Given records:

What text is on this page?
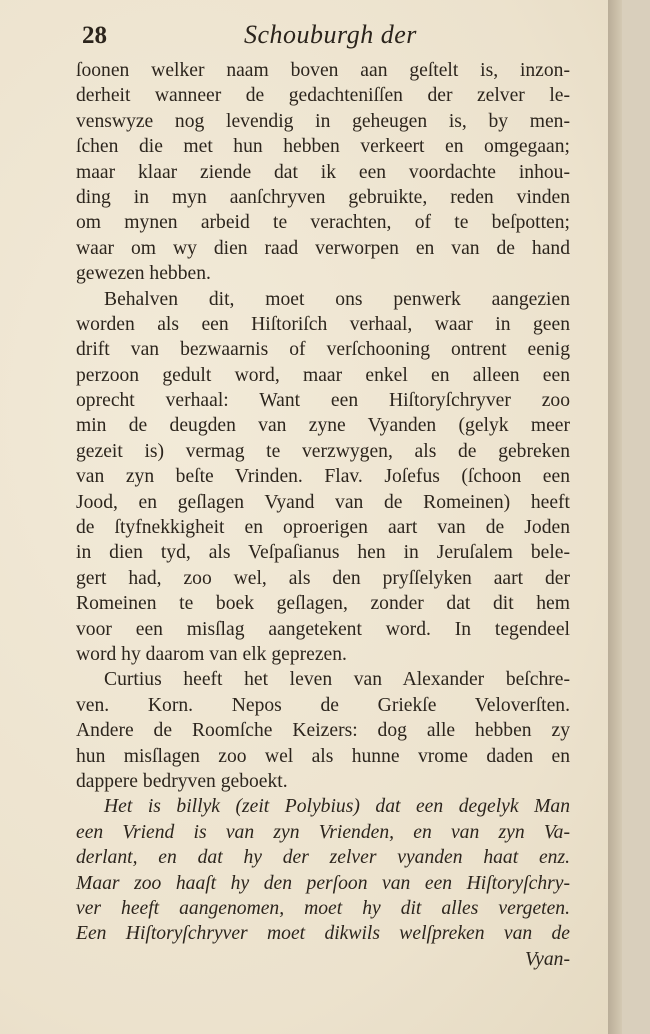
28	Schouburgh der
ſoonen welker naam boven aan geſtelt is, inzon-
derheit wanneer de gedachteniſſen der zelver le-
venswyze nog levendig in geheugen is, by men-
ſchen die met hun hebben verkeert en omgegaan;
maar klaar ziende dat ik een voordachte inhou-
ding in myn aanſchryven gebruikte, reden vinden
om mynen arbeid te verachten, of te beſpotten;
waar om wy dien raad verworpen en van de hand
gewezen hebben.
Behalven dit, moet ons penwerk aangezien
worden als een Hiſtoriſch verhaal, waar in geen
drift van bezwaarnis of verſchooning ontrent eenig
perzoon gedult word, maar enkel en alleen een
oprecht verhaal: Want een Hiſtoryſchryver zoo
min de deugden van zyne Vyanden (gelyk meer
gezeit is) vermag te verzwygen, als de gebreken
van zyn beſte Vrinden. Flav. Joſefus (ſchoon een
Jood, en geſlagen Vyand van de Romeinen) heeft
de ſtyfnekkigheit en oproerigen aart van de Joden
in dien tyd, als Veſpaſianus hen in Jeruſalem bele-
gert had, zoo wel, als den pryſſelyken aart der
Romeinen te boek geſlagen, zonder dat dit hem
voor een misſlag aangetekent word. In tegendeel
word hy daarom van elk geprezen.
Curtius heeft het leven van Alexander beſchre-
ven. Korn. Nepos de Griekſe Veloverſten.
Andere de Roomſche Keizers: dog alle hebben zy
hun misſlagen zoo wel als hunne vrome daden en
dappere bedryven geboekt.
Het is billyk (zeit Polybius) dat een degelyk Man
een Vriend is van zyn Vrienden, en van zyn Va-
derlant, en dat hy der zelver vyanden haat enz.
Maar zoo haaſt hy den perſoon van een Hiſtoryſchry-
ver heeft aangenomen, moet hy dit alles vergeten.
Een Hiſtoryſchryver moet dikwils welſpreken van de
Vyan-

Required action:
The answer must be every line of the records above that holds the word "hebben".

Result of the exercise:
ſchen die met hun hebben verkeert en omgegaan;
gewezen hebben.
Andere de Roomſche Keizers: dog alle hebben zy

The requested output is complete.